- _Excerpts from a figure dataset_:
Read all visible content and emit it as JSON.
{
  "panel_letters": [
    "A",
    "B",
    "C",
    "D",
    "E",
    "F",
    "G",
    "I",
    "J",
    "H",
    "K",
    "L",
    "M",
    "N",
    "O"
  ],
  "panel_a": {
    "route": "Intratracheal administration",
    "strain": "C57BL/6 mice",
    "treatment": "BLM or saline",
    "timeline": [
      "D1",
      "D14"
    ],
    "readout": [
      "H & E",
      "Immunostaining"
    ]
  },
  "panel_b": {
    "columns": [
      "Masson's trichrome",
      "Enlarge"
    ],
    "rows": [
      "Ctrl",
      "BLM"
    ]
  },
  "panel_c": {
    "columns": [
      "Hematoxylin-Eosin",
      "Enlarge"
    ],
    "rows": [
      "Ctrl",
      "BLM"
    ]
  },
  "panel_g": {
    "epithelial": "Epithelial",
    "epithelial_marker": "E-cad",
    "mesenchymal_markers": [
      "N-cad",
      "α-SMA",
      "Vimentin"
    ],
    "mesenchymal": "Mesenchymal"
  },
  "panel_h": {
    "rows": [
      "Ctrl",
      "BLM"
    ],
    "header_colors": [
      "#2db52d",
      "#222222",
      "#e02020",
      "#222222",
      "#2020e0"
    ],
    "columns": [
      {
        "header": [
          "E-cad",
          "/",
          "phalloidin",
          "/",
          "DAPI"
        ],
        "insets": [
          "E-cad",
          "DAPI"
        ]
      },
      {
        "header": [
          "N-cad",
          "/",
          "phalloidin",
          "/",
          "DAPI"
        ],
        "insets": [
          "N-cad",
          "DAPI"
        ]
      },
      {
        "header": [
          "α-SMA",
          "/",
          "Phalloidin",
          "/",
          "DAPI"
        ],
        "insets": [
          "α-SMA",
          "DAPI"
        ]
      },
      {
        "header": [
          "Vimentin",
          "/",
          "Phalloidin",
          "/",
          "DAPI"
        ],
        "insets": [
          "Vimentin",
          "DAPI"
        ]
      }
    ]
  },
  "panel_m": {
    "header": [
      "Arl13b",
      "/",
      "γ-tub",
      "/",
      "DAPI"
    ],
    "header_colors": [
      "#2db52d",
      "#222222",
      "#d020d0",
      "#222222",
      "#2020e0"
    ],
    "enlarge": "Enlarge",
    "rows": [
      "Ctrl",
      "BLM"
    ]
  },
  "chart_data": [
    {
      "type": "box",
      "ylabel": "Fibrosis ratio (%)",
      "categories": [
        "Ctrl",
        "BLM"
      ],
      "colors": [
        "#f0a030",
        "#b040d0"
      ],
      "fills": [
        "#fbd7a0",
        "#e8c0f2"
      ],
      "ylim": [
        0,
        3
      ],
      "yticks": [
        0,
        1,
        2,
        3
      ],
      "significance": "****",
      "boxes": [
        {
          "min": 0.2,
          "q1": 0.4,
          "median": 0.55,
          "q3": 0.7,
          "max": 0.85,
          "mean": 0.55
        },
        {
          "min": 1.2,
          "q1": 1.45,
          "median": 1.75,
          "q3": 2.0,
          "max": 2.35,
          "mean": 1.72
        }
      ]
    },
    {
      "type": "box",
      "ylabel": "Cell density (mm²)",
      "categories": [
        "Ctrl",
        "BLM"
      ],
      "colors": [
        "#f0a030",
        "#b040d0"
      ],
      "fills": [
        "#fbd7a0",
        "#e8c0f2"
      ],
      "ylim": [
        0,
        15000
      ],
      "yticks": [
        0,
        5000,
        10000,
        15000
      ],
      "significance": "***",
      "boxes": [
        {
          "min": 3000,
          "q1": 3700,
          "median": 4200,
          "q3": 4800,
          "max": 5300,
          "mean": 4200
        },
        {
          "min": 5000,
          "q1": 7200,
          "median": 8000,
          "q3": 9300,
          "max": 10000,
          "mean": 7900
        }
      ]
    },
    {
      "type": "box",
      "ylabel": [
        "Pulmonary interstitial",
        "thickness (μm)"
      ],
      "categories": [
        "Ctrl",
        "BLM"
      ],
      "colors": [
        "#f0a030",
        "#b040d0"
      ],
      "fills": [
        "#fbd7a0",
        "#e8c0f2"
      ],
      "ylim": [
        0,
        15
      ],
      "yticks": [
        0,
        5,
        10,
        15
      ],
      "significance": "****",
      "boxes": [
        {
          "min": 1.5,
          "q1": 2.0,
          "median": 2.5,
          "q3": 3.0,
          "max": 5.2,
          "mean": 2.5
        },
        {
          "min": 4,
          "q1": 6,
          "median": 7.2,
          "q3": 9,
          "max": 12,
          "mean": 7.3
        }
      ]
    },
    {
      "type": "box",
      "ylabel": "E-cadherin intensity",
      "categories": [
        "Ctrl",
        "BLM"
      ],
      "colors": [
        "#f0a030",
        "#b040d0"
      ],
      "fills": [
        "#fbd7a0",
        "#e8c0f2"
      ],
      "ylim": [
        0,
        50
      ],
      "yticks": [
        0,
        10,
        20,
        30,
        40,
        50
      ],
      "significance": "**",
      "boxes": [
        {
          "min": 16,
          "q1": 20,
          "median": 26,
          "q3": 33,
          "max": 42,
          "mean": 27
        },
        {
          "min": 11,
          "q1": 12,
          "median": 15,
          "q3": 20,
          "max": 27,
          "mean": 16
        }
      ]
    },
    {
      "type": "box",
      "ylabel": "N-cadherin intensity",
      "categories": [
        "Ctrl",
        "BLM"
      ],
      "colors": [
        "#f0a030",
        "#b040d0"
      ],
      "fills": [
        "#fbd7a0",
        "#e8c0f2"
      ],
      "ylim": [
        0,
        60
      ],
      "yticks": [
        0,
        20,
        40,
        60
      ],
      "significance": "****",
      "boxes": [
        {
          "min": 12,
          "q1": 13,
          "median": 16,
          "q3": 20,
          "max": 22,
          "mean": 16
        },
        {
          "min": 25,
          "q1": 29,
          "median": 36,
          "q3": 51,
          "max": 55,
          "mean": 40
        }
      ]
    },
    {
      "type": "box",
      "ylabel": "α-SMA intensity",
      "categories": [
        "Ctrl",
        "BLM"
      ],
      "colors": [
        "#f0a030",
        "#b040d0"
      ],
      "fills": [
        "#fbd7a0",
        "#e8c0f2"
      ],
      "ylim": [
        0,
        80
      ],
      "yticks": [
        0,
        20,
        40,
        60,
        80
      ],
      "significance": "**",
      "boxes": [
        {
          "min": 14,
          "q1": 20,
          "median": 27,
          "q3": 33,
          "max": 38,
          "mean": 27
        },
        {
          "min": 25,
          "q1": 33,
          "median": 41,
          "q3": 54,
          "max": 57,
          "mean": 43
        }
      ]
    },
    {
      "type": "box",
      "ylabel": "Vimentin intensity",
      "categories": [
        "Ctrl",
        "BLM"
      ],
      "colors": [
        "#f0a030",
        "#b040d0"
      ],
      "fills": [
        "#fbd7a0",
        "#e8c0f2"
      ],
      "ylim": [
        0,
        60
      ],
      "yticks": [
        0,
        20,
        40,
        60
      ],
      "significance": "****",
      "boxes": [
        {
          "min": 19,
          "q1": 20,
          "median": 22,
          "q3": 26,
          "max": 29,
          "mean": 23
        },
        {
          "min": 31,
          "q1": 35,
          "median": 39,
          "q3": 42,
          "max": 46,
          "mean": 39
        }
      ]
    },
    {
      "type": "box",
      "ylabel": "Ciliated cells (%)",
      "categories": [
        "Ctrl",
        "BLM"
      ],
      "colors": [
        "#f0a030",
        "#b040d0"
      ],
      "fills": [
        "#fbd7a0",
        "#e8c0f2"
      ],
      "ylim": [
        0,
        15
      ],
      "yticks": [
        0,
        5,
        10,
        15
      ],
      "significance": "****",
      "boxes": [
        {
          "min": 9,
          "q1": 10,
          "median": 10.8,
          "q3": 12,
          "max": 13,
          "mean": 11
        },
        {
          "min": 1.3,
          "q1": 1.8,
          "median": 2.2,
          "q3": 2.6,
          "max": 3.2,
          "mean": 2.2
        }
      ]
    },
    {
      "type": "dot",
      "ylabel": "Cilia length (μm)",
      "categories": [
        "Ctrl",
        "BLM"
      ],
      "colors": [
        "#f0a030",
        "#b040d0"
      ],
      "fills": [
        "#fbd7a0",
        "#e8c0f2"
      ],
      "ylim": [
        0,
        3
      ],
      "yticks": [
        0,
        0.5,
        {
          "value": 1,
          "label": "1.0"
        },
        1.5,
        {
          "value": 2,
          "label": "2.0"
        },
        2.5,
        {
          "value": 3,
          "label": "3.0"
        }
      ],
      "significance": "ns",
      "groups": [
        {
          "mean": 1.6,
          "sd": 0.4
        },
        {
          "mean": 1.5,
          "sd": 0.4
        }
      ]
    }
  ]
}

- _How to complete this task_:
Copy every line of the entries in which "cadherin" can be found.

- _Exercise answer_:
      "ylabel": "E-cadherin intensity",
      "ylabel": "N-cadherin intensity",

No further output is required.